**GOAL:** Copy out all of the material exactly as presented.

**DATA FOR THE TASK:**
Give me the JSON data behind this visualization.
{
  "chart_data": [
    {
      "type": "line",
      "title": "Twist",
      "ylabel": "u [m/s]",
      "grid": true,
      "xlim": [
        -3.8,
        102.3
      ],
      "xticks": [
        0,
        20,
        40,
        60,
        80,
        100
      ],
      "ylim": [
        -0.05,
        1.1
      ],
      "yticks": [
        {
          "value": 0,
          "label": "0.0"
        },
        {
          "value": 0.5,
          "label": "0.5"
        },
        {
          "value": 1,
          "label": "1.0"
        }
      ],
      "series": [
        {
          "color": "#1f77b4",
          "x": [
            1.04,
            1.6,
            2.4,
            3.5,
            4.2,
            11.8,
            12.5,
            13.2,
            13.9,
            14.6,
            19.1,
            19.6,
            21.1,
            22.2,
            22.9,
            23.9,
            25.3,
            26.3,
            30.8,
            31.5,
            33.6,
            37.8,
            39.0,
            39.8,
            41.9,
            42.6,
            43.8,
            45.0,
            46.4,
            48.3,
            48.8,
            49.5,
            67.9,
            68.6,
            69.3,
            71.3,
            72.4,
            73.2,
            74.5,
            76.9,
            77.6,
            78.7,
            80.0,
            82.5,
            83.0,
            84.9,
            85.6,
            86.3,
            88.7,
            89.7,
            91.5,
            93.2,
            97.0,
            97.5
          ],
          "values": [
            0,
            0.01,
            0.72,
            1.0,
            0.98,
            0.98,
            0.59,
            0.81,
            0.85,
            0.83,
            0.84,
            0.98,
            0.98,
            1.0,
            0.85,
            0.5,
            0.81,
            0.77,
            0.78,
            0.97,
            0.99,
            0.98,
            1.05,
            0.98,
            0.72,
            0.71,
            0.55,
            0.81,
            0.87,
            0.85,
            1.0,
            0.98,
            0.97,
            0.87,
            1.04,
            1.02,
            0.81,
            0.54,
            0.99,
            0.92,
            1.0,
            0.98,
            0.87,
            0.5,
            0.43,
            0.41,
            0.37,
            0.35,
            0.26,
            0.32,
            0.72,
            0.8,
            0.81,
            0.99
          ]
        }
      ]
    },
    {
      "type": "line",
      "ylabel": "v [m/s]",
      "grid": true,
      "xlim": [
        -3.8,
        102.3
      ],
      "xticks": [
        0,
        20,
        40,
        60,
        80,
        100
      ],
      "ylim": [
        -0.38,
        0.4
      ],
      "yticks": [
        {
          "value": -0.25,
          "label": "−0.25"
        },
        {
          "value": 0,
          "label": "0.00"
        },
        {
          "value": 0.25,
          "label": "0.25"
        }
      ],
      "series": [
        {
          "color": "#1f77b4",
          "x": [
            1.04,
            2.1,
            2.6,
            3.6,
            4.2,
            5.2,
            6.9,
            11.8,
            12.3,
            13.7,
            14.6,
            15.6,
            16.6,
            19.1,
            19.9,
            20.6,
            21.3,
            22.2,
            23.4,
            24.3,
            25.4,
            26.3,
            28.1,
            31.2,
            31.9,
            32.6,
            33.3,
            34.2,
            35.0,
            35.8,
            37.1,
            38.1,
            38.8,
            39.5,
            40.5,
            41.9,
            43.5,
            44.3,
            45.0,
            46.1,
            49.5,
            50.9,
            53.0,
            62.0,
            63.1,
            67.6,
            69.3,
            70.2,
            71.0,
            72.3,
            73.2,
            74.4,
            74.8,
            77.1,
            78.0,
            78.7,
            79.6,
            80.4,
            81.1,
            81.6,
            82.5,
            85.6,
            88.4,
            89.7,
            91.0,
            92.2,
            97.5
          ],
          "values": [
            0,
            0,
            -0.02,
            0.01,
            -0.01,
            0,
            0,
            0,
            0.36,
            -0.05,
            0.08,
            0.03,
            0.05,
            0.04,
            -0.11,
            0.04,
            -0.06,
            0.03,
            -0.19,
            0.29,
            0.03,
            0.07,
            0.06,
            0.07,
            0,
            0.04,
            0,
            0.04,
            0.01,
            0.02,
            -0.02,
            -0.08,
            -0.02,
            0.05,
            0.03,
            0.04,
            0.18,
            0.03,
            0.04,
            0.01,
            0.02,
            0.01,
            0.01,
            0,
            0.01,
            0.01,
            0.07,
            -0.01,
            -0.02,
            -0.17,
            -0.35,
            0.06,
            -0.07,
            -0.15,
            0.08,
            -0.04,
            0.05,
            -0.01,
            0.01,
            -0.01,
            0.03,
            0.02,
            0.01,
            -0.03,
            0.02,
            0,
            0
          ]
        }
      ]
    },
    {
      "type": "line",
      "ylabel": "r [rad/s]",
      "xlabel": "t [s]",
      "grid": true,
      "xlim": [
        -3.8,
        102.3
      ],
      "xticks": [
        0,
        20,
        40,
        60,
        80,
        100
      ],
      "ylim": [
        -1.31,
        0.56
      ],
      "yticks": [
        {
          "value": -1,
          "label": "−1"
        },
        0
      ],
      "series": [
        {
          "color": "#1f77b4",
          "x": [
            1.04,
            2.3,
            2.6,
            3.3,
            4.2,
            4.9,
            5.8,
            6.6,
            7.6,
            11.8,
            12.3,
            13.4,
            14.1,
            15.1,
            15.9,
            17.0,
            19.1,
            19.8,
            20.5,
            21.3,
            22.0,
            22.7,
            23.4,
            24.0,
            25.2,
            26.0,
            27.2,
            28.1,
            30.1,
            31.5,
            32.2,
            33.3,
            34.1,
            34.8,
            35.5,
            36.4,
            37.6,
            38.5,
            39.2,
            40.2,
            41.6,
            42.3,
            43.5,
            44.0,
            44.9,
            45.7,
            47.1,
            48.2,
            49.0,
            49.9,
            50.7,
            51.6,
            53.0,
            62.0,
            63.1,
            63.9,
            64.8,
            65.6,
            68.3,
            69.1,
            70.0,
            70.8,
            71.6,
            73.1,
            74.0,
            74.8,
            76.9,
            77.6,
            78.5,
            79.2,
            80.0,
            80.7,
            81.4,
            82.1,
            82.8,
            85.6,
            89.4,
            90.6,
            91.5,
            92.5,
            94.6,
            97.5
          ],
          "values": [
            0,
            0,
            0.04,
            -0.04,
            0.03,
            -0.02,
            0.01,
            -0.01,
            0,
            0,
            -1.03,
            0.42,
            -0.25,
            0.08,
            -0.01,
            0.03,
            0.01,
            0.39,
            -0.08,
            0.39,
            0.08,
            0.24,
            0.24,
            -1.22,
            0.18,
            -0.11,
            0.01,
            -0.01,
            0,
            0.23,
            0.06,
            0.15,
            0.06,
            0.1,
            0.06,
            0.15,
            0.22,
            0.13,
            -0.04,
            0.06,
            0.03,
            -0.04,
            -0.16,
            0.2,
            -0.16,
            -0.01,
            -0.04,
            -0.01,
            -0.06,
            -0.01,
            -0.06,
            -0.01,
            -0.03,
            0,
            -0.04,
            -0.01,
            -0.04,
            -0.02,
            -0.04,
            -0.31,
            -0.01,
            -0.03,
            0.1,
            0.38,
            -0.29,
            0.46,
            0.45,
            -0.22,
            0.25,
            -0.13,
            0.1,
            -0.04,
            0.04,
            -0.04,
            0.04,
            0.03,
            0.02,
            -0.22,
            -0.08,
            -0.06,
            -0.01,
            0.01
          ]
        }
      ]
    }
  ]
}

**WRITTEN ANSWER:**
Give me the JSON data behind this visualization.
{
  "chart_data": [
    {
      "type": "line",
      "title": "Twist",
      "ylabel": "u [m/s]",
      "grid": true,
      "xlim": [
        -3.8,
        102.3
      ],
      "xticks": [
        0,
        20,
        40,
        60,
        80,
        100
      ],
      "ylim": [
        -0.05,
        1.1
      ],
      "yticks": [
        {
          "value": 0,
          "label": "0.0"
        },
        {
          "value": 0.5,
          "label": "0.5"
        },
        {
          "value": 1,
          "label": "1.0"
        }
      ],
      "series": [
        {
          "color": "#1f77b4",
          "x": [
            1.04,
            1.6,
            2.4,
            3.5,
            4.2,
            11.8,
            12.5,
            13.2,
            13.9,
            14.6,
            19.1,
            19.6,
            21.1,
            22.2,
            22.9,
            23.9,
            25.3,
            26.3,
            30.8,
            31.5,
            33.6,
            37.8,
            39.0,
            39.8,
            41.9,
            42.6,
            43.8,
            45.0,
            46.4,
            48.3,
            48.8,
            49.5,
            67.9,
            68.6,
            69.3,
            71.3,
            72.4,
            73.2,
            74.5,
            76.9,
            77.6,
            78.7,
            80.0,
            82.5,
            83.0,
            84.9,
            85.6,
            86.3,
            88.7,
            89.7,
            91.5,
            93.2,
            97.0,
            97.5
          ],
          "values": [
            0,
            0.01,
            0.72,
            1.0,
            0.98,
            0.98,
            0.59,
            0.81,
            0.85,
            0.83,
            0.84,
            0.98,
            0.98,
            1.0,
            0.85,
            0.5,
            0.81,
            0.77,
            0.78,
            0.97,
            0.99,
            0.98,
            1.05,
            0.98,
            0.72,
            0.71,
            0.55,
            0.81,
            0.87,
            0.85,
            1.0,
            0.98,
            0.97,
            0.87,
            1.04,
            1.02,
            0.81,
            0.54,
            0.99,
            0.92,
            1.0,
            0.98,
            0.87,
            0.5,
            0.43,
            0.41,
            0.37,
            0.35,
            0.26,
            0.32,
            0.72,
            0.8,
            0.81,
            0.99
          ]
        }
      ]
    },
    {
      "type": "line",
      "ylabel": "v [m/s]",
      "grid": true,
      "xlim": [
        -3.8,
        102.3
      ],
      "xticks": [
        0,
        20,
        40,
        60,
        80,
        100
      ],
      "ylim": [
        -0.38,
        0.4
      ],
      "yticks": [
        {
          "value": -0.25,
          "label": "−0.25"
        },
        {
          "value": 0,
          "label": "0.00"
        },
        {
          "value": 0.25,
          "label": "0.25"
        }
      ],
      "series": [
        {
          "color": "#1f77b4",
          "x": [
            1.04,
            2.1,
            2.6,
            3.6,
            4.2,
            5.2,
            6.9,
            11.8,
            12.3,
            13.7,
            14.6,
            15.6,
            16.6,
            19.1,
            19.9,
            20.6,
            21.3,
            22.2,
            23.4,
            24.3,
            25.4,
            26.3,
            28.1,
            31.2,
            31.9,
            32.6,
            33.3,
            34.2,
            35.0,
            35.8,
            37.1,
            38.1,
            38.8,
            39.5,
            40.5,
            41.9,
            43.5,
            44.3,
            45.0,
            46.1,
            49.5,
            50.9,
            53.0,
            62.0,
            63.1,
            67.6,
            69.3,
            70.2,
            71.0,
            72.3,
            73.2,
            74.4,
            74.8,
            77.1,
            78.0,
            78.7,
            79.6,
            80.4,
            81.1,
            81.6,
            82.5,
            85.6,
            88.4,
            89.7,
            91.0,
            92.2,
            97.5
          ],
          "values": [
            0,
            0,
            -0.02,
            0.01,
            -0.01,
            0,
            0,
            0,
            0.36,
            -0.05,
            0.08,
            0.03,
            0.05,
            0.04,
            -0.11,
            0.04,
            -0.06,
            0.03,
            -0.19,
            0.29,
            0.03,
            0.07,
            0.06,
            0.07,
            0,
            0.04,
            0,
            0.04,
            0.01,
            0.02,
            -0.02,
            -0.08,
            -0.02,
            0.05,
            0.03,
            0.04,
            0.18,
            0.03,
            0.04,
            0.01,
            0.02,
            0.01,
            0.01,
            0,
            0.01,
            0.01,
            0.07,
            -0.01,
            -0.02,
            -0.17,
            -0.35,
            0.06,
            -0.07,
            -0.15,
            0.08,
            -0.04,
            0.05,
            -0.01,
            0.01,
            -0.01,
            0.03,
            0.02,
            0.01,
            -0.03,
            0.02,
            0,
            0
          ]
        }
      ]
    },
    {
      "type": "line",
      "ylabel": "r [rad/s]",
      "xlabel": "t [s]",
      "grid": true,
      "xlim": [
        -3.8,
        102.3
      ],
      "xticks": [
        0,
        20,
        40,
        60,
        80,
        100
      ],
      "ylim": [
        -1.31,
        0.56
      ],
      "yticks": [
        {
          "value": -1,
          "label": "−1"
        },
        0
      ],
      "series": [
        {
          "color": "#1f77b4",
          "x": [
            1.04,
            2.3,
            2.6,
            3.3,
            4.2,
            4.9,
            5.8,
            6.6,
            7.6,
            11.8,
            12.3,
            13.4,
            14.1,
            15.1,
            15.9,
            17.0,
            19.1,
            19.8,
            20.5,
            21.3,
            22.0,
            22.7,
            23.4,
            24.0,
            25.2,
            26.0,
            27.2,
            28.1,
            30.1,
            31.5,
            32.2,
            33.3,
            34.1,
            34.8,
            35.5,
            36.4,
            37.6,
            38.5,
            39.2,
            40.2,
            41.6,
            42.3,
            43.5,
            44.0,
            44.9,
            45.7,
            47.1,
            48.2,
            49.0,
            49.9,
            50.7,
            51.6,
            53.0,
            62.0,
            63.1,
            63.9,
            64.8,
            65.6,
            68.3,
            69.1,
            70.0,
            70.8,
            71.6,
            73.1,
            74.0,
            74.8,
            76.9,
            77.6,
            78.5,
            79.2,
            80.0,
            80.7,
            81.4,
            82.1,
            82.8,
            85.6,
            89.4,
            90.6,
            91.5,
            92.5,
            94.6,
            97.5
          ],
          "values": [
            0,
            0,
            0.04,
            -0.04,
            0.03,
            -0.02,
            0.01,
            -0.01,
            0,
            0,
            -1.03,
            0.42,
            -0.25,
            0.08,
            -0.01,
            0.03,
            0.01,
            0.39,
            -0.08,
            0.39,
            0.08,
            0.24,
            0.24,
            -1.22,
            0.18,
            -0.11,
            0.01,
            -0.01,
            0,
            0.23,
            0.06,
            0.15,
            0.06,
            0.1,
            0.06,
            0.15,
            0.22,
            0.13,
            -0.04,
            0.06,
            0.03,
            -0.04,
            -0.16,
            0.2,
            -0.16,
            -0.01,
            -0.04,
            -0.01,
            -0.06,
            -0.01,
            -0.06,
            -0.01,
            -0.03,
            0,
            -0.04,
            -0.01,
            -0.04,
            -0.02,
            -0.04,
            -0.31,
            -0.01,
            -0.03,
            0.1,
            0.38,
            -0.29,
            0.46,
            0.45,
            -0.22,
            0.25,
            -0.13,
            0.1,
            -0.04,
            0.04,
            -0.04,
            0.04,
            0.03,
            0.02,
            -0.22,
            -0.08,
            -0.06,
            -0.01,
            0.01
          ]
        }
      ]
    }
  ]
}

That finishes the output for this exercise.